-- Begin --

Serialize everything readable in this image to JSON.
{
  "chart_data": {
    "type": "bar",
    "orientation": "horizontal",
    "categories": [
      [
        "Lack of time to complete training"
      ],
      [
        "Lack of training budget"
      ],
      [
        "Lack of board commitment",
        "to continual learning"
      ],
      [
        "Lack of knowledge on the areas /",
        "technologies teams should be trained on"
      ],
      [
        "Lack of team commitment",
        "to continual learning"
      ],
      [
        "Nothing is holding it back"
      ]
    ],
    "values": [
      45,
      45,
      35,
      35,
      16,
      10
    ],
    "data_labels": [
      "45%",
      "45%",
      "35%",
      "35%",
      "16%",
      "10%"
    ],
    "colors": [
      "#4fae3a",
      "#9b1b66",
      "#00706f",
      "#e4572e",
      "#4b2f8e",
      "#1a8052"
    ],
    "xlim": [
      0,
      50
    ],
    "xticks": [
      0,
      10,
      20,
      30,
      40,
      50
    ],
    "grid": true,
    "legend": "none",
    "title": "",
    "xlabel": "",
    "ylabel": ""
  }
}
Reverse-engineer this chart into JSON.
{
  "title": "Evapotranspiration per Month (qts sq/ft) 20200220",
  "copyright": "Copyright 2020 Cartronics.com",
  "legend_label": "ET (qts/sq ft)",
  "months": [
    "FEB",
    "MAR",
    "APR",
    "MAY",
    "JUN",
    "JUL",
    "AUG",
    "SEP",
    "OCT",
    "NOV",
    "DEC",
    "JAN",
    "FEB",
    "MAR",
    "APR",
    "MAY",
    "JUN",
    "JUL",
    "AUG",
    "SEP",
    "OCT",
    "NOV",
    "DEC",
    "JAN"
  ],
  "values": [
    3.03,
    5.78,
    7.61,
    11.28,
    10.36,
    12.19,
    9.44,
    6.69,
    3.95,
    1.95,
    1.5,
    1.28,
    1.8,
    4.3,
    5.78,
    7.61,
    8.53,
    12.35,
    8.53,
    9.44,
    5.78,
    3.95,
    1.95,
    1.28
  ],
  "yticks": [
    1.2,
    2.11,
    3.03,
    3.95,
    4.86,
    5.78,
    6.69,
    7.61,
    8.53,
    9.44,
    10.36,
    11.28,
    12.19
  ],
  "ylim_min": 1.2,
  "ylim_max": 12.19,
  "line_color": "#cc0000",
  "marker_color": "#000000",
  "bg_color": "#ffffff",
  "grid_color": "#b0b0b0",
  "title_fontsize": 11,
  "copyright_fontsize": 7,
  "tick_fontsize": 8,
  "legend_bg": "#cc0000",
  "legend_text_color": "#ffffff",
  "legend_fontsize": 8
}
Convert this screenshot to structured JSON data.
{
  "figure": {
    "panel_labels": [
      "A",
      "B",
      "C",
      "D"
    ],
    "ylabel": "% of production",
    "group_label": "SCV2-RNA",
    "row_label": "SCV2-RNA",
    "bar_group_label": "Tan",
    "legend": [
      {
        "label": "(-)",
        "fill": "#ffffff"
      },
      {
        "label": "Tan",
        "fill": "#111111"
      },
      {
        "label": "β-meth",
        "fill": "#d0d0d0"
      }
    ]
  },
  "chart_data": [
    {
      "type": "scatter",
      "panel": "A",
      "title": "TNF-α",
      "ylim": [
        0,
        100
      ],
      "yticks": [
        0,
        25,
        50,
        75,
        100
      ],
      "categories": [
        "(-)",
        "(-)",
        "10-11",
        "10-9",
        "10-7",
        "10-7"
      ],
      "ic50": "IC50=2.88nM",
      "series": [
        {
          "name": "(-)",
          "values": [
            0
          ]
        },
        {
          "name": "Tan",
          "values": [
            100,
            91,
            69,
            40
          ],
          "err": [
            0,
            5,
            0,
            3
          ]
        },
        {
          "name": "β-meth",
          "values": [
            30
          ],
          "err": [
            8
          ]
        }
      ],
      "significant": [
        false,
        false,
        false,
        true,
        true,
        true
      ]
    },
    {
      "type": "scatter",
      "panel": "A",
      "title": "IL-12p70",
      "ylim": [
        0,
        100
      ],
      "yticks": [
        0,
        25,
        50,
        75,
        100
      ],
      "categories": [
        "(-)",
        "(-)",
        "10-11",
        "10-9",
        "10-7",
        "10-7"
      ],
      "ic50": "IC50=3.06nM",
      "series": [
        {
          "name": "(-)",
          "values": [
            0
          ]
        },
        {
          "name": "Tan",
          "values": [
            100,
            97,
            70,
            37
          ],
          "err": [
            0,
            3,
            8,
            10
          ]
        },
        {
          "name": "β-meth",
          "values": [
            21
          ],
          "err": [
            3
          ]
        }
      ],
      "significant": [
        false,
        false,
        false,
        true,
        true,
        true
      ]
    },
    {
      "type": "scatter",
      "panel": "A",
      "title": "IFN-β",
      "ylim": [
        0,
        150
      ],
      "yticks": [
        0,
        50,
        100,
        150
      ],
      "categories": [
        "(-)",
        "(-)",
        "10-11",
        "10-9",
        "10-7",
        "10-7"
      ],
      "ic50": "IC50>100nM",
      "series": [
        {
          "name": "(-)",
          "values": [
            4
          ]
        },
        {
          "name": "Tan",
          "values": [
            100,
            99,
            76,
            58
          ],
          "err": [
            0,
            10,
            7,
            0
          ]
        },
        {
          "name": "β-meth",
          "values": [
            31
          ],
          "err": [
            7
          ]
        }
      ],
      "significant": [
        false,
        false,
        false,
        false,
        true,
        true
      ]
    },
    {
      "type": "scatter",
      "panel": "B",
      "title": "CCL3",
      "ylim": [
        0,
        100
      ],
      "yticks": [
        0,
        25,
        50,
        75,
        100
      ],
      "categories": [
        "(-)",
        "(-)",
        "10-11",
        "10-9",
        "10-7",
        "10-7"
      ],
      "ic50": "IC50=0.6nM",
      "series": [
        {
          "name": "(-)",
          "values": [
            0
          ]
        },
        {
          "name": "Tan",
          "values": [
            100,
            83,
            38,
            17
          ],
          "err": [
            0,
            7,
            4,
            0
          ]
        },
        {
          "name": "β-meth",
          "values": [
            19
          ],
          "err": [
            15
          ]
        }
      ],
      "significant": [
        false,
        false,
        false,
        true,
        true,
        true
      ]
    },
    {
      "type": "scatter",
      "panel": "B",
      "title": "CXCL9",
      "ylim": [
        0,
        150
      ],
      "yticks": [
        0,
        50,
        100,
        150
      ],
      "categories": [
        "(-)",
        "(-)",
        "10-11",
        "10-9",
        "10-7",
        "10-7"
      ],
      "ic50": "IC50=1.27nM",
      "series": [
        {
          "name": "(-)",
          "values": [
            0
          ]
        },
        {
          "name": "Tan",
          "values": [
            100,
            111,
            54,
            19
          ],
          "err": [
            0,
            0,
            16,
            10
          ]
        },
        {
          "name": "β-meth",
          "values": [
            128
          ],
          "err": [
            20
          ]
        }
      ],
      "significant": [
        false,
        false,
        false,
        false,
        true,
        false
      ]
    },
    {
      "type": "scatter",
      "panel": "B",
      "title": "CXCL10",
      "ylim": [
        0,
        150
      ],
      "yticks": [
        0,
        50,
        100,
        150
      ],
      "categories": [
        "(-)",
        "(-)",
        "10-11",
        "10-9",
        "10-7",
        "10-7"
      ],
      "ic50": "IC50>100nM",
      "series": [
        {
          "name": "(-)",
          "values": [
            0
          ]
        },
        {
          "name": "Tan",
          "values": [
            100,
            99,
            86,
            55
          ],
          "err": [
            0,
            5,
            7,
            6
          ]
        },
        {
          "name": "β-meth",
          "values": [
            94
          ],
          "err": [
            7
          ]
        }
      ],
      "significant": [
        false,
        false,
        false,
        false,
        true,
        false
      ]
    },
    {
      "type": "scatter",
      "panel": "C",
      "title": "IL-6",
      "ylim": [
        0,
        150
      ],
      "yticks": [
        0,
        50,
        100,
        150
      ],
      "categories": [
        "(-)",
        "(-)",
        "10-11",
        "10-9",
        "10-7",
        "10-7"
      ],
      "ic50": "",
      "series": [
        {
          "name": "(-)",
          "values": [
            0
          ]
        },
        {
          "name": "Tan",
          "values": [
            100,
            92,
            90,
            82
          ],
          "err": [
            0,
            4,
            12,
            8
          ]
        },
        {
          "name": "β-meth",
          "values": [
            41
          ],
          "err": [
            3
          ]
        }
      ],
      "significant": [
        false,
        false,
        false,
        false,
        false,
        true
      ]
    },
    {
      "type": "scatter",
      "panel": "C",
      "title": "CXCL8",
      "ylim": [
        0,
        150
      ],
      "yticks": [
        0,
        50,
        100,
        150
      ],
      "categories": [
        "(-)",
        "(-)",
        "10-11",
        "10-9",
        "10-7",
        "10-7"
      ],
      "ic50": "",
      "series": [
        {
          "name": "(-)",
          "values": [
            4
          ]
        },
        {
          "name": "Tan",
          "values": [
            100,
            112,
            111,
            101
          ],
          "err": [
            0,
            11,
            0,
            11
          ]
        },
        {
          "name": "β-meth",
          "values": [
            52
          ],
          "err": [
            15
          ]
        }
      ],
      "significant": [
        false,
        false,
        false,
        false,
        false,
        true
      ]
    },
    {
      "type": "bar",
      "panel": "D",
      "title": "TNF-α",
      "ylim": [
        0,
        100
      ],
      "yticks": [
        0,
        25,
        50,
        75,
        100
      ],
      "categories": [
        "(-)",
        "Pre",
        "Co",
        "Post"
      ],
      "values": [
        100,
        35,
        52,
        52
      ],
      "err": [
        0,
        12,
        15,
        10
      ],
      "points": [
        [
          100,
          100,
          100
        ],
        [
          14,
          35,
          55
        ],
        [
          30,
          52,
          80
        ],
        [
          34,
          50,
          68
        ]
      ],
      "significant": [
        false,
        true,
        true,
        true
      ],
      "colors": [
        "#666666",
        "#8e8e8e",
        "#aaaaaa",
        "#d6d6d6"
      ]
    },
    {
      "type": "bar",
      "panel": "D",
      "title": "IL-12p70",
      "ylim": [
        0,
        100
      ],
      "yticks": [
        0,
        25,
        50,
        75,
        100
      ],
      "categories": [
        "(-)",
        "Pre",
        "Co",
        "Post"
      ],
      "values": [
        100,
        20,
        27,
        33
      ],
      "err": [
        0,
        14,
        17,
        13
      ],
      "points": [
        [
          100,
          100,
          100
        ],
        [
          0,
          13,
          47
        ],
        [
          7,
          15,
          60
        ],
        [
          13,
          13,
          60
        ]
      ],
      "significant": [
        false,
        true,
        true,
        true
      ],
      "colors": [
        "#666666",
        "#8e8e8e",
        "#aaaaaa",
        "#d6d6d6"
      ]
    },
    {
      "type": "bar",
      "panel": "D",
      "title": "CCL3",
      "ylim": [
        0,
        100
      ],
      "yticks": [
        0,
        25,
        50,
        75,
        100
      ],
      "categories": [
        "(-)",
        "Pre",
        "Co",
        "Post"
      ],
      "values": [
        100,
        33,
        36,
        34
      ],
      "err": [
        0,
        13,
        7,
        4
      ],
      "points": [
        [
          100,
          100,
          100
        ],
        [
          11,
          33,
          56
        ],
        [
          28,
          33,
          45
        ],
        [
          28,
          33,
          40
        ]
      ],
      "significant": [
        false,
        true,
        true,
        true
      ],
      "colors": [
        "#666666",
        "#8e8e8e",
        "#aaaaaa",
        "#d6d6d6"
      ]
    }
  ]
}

-- End --

● Set task: Identify every line holding the word "ffffff" and copy it out.

● Result of the task:
  "bg_color": "#ffffff",
  "legend_text_color": "#ffffff",
        "fill": "#ffffff"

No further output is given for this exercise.